## Problem details:
In the records below, find each line with the word "WIDE" and copy it.

(Source data)
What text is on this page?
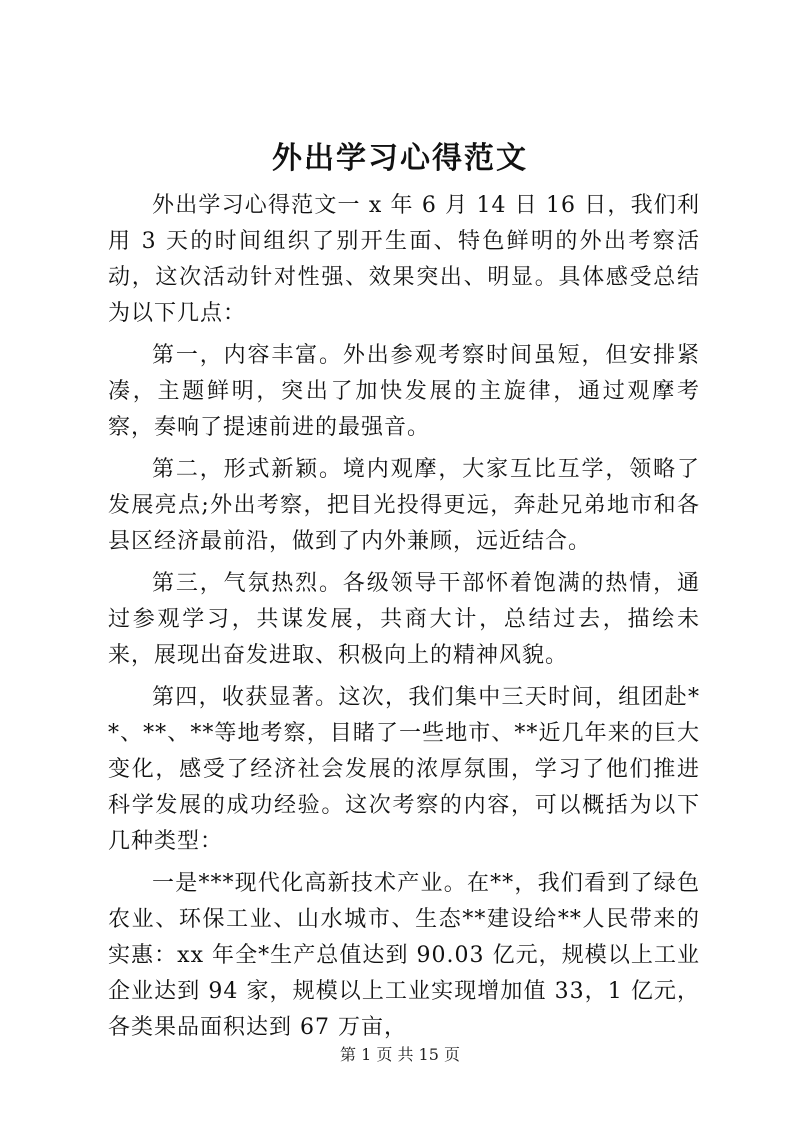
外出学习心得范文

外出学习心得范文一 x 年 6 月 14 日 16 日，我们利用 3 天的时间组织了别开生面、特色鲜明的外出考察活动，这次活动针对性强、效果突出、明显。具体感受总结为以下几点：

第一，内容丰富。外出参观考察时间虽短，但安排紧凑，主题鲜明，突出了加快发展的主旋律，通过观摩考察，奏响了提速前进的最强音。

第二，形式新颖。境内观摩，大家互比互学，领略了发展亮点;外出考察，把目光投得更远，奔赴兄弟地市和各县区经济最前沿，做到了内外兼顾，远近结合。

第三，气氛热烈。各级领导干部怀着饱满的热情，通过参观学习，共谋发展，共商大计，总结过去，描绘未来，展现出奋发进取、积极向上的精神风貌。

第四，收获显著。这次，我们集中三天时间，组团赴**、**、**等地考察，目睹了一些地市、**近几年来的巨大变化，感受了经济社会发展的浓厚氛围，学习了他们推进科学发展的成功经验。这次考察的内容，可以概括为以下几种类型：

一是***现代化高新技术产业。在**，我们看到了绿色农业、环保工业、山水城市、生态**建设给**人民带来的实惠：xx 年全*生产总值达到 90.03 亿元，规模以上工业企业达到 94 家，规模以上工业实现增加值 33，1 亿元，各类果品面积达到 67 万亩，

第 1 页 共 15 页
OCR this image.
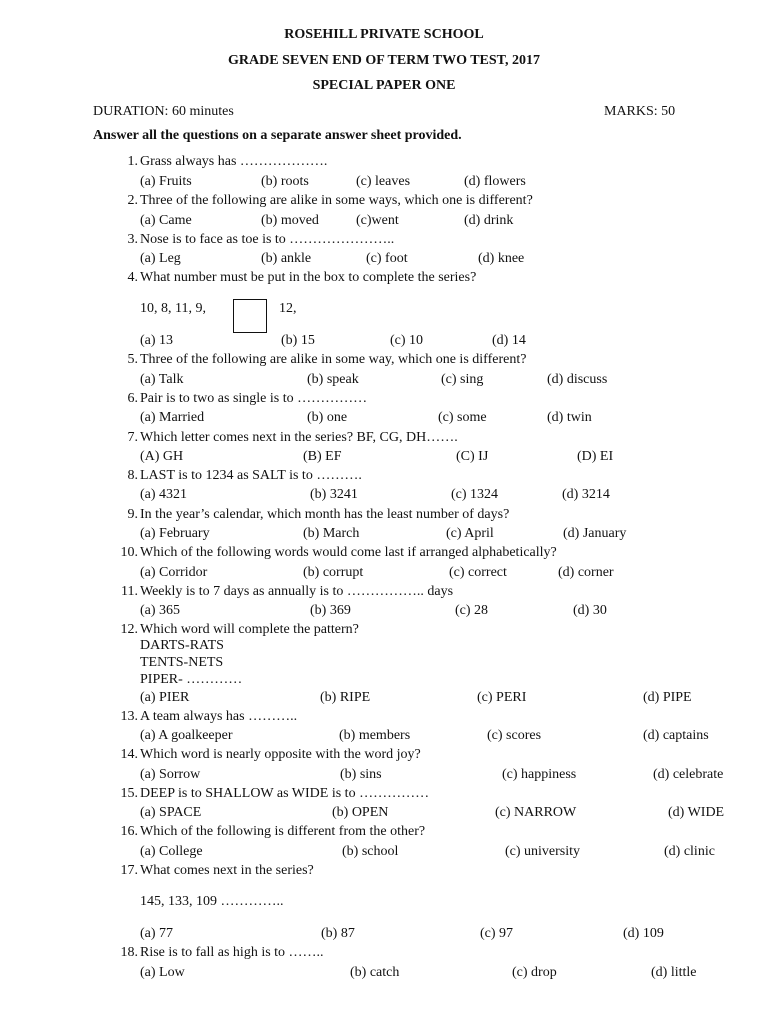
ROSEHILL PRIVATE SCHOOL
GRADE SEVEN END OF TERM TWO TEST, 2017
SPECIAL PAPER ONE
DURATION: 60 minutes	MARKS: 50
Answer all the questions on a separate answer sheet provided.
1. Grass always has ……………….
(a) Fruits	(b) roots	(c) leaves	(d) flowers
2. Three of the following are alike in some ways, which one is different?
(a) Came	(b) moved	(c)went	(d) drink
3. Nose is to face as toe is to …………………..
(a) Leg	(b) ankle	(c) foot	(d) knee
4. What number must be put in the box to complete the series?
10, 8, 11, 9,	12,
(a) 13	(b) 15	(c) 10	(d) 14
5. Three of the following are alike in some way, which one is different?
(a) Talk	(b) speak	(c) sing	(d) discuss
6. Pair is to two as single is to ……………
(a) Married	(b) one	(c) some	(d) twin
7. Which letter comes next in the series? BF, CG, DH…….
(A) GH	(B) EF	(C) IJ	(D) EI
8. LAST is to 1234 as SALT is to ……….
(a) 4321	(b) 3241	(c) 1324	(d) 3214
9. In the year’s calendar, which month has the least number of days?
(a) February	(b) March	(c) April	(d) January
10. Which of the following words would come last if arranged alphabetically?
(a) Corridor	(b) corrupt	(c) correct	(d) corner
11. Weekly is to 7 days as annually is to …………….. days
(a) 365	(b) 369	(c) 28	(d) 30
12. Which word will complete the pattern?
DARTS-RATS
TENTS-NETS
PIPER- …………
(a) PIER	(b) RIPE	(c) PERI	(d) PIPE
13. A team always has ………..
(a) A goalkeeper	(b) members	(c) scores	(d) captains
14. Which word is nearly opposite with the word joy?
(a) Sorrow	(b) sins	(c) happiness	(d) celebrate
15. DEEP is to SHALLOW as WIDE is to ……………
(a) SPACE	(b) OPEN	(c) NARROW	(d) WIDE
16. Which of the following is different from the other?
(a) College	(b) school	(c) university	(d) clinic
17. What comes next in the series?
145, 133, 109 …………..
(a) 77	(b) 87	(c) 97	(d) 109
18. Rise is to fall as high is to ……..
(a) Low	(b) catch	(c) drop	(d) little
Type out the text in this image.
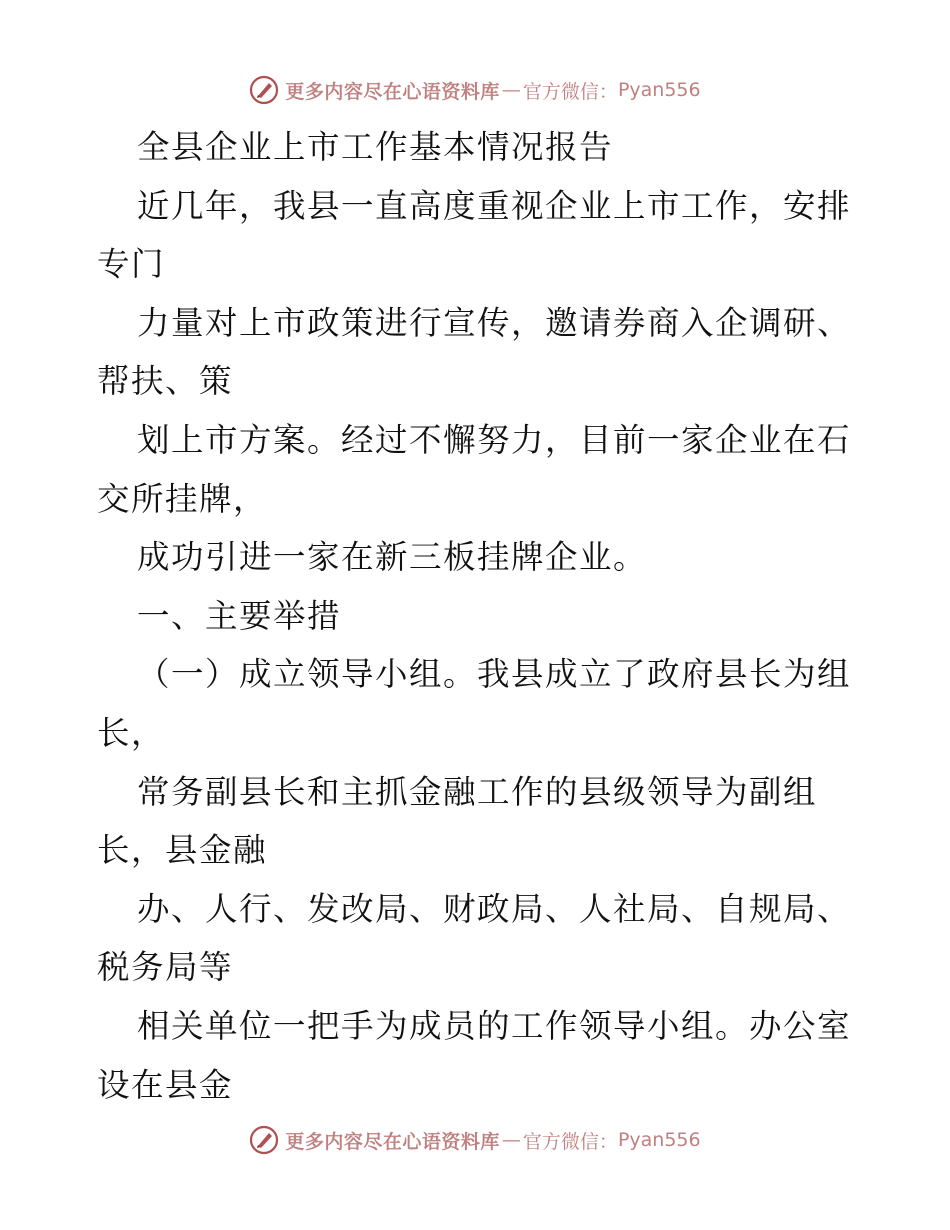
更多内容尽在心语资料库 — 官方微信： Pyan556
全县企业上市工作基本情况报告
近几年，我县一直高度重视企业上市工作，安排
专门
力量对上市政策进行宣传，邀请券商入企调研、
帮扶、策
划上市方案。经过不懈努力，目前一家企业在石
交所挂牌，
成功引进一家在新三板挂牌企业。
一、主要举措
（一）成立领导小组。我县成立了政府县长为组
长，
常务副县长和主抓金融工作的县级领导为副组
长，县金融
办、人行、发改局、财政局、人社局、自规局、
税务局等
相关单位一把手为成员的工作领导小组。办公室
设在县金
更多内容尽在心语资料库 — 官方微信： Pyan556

## Output for this task:
15. DEEP is to SHALLOW as WIDE is to ……………
(a) SPACE	(b) OPEN	(c) NARROW	(d) WIDE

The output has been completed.